Required task – Pick out all lines with the word "total" from the records that follow.
━━━━━ Records for this exercise
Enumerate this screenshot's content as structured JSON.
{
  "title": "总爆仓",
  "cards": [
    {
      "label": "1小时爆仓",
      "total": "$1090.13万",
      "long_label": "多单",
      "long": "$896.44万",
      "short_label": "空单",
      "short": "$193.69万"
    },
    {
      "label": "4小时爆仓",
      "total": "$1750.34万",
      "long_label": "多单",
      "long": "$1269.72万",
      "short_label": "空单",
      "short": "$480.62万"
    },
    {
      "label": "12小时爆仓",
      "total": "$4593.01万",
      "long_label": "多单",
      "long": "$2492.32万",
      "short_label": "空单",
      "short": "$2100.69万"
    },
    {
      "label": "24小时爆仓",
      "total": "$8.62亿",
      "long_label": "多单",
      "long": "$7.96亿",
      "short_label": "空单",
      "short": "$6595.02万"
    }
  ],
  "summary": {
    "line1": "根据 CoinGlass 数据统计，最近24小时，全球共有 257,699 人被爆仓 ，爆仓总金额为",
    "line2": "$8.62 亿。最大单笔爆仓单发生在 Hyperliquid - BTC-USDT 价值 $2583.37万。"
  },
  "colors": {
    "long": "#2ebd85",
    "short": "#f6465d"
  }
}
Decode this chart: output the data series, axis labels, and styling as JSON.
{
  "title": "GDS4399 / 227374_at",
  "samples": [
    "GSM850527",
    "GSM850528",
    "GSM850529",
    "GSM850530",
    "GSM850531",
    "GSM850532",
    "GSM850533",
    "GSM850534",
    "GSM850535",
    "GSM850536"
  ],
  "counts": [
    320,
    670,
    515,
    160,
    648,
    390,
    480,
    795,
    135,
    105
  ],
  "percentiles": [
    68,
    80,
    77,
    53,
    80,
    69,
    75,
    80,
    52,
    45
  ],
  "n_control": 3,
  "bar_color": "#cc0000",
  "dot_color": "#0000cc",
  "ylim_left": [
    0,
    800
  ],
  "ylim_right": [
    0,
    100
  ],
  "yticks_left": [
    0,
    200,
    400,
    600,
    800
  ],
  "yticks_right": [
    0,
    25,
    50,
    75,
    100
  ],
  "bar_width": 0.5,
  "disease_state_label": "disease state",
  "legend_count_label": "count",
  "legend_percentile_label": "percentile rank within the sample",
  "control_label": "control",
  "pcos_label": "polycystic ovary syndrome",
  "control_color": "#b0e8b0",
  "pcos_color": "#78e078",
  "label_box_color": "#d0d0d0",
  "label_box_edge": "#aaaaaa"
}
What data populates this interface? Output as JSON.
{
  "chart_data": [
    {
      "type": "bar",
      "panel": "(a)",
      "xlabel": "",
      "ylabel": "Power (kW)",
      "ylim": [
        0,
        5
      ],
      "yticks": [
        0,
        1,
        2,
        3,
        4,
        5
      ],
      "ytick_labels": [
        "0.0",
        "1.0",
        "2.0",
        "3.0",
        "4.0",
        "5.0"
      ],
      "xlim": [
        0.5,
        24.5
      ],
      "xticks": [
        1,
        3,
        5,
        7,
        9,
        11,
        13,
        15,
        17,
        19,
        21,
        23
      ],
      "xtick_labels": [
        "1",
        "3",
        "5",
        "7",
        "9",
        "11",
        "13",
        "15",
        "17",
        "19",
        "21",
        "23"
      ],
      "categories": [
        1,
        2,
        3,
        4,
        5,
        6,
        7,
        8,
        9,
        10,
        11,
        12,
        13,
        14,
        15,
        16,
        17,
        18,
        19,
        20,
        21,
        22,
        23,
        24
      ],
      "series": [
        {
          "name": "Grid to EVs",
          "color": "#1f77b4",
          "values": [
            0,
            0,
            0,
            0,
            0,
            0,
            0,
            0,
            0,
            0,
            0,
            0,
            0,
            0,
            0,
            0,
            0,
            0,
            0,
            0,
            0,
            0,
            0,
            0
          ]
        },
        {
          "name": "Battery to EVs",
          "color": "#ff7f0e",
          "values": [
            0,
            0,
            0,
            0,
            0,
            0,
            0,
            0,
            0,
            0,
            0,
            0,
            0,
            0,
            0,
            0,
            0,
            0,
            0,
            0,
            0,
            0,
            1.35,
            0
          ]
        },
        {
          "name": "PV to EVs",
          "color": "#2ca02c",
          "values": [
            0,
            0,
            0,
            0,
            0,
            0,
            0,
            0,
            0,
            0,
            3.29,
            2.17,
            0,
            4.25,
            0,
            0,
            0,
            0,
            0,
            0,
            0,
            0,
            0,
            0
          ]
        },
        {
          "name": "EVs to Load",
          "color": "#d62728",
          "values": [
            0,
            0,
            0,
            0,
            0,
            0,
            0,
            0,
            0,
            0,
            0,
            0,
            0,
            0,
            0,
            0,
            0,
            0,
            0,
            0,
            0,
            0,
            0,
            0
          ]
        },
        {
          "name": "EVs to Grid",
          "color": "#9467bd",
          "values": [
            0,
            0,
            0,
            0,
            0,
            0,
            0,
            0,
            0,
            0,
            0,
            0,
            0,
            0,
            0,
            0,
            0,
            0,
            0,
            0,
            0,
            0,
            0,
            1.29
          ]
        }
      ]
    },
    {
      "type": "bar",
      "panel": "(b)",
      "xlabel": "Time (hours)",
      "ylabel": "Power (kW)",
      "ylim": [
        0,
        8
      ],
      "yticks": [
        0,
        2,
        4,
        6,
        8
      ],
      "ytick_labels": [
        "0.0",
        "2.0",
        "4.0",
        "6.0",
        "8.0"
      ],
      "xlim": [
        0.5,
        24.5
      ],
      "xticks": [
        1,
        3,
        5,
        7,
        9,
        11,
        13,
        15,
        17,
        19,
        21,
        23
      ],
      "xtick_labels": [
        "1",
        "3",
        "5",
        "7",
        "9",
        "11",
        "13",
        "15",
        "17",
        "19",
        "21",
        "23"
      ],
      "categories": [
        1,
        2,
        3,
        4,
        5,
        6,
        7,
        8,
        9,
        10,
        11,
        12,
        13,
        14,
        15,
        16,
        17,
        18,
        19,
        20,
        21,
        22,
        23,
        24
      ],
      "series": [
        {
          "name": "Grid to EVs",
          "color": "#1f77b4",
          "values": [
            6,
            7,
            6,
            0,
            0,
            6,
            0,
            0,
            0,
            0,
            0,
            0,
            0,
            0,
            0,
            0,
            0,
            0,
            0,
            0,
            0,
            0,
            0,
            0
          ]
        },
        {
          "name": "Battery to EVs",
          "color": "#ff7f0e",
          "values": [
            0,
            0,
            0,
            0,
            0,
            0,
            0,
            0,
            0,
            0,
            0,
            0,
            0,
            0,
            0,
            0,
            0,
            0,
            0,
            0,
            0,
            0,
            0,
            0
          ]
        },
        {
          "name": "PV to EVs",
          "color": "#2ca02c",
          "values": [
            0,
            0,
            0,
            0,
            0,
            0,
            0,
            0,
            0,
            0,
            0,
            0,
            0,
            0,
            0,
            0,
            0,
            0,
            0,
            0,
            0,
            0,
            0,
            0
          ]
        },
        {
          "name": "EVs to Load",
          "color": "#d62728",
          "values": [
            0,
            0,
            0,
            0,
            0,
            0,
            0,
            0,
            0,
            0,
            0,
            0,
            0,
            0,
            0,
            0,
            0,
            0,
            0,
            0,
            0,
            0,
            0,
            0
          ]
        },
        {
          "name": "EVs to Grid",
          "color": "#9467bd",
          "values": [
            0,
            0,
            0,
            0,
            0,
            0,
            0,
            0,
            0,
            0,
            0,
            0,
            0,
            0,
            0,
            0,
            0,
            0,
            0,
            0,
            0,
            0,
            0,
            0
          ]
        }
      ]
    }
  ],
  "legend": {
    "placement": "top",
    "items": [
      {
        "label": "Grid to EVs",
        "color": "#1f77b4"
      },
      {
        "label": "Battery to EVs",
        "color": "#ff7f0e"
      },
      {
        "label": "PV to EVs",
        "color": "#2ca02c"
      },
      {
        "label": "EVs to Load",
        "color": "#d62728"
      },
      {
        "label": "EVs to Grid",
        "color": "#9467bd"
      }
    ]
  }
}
━━━━━━━━━━
Exercise result –
      "total": "$1090.13万",
      "total": "$1750.34万",
      "total": "$4593.01万",
      "total": "$8.62亿",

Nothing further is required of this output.